START MATERIAL FOR THE TASK

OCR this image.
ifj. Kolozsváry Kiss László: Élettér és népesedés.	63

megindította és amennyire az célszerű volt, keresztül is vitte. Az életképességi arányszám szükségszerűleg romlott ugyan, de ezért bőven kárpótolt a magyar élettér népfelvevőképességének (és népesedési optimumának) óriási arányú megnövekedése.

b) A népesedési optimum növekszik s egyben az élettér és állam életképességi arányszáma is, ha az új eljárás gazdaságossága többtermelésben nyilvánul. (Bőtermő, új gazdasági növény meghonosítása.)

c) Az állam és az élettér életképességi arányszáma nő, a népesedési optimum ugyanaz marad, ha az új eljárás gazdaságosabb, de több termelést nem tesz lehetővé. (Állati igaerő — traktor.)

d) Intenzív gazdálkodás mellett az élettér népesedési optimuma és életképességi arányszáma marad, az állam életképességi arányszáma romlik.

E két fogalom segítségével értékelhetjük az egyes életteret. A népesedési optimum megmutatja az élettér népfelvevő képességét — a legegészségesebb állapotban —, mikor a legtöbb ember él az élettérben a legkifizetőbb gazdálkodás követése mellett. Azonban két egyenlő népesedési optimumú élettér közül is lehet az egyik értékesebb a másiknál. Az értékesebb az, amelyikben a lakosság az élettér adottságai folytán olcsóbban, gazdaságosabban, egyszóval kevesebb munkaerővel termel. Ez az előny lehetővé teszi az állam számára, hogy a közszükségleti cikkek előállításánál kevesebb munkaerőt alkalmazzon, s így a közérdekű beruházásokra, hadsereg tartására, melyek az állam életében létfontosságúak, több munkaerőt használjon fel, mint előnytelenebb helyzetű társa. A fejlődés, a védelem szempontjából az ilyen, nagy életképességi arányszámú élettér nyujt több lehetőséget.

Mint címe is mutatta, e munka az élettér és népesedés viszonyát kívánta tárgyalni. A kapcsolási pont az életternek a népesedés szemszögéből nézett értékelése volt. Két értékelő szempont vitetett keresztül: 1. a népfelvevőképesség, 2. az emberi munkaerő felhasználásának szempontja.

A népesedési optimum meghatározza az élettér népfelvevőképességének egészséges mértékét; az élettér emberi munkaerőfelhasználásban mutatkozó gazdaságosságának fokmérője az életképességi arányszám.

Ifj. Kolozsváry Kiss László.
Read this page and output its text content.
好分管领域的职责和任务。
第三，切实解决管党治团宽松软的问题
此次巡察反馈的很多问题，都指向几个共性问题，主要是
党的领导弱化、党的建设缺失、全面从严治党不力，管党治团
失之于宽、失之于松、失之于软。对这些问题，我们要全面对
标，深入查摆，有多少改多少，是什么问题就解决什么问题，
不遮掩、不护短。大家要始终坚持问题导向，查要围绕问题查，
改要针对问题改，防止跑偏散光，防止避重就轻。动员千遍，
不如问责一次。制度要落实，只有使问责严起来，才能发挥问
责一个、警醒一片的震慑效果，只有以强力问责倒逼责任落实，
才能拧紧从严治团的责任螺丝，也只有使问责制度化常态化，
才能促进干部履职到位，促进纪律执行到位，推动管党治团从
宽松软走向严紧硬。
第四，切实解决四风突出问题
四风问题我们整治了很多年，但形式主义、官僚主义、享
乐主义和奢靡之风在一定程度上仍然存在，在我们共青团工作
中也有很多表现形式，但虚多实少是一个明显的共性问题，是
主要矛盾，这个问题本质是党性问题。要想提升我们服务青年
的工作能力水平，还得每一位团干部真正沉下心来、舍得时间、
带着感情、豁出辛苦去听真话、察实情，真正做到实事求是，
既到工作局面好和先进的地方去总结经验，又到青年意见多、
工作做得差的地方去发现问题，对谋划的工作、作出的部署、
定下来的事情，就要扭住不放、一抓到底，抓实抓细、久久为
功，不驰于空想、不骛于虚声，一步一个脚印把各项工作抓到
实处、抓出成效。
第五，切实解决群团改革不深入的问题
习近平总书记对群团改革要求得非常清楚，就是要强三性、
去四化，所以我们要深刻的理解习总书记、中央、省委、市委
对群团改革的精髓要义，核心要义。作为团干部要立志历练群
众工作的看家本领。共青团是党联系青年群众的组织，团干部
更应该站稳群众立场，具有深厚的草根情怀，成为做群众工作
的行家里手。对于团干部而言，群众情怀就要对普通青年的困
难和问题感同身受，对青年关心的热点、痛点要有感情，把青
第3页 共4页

END MATERIAL FOR THE TASK

Select and copy every line of the listing with the word "népfelvevőképességének".

ANSWER TO THIS TASK:
megindította és amennyire az célszerű volt, keresztül is vitte. Az életképességi arányszám szükségszerűleg romlott ugyan, de ezért bőven kárpótolt a magyar élettér népfelvevőképességének (és népesedési optimumának) óriási arányú megnövekedése.
A népesedési optimum meghatározza az élettér népfelvevőképességének egészséges mértékét; az élettér emberi munkaerőfelhasználásban mutatkozó gazdaságosságának fokmérője az életképességi arányszám.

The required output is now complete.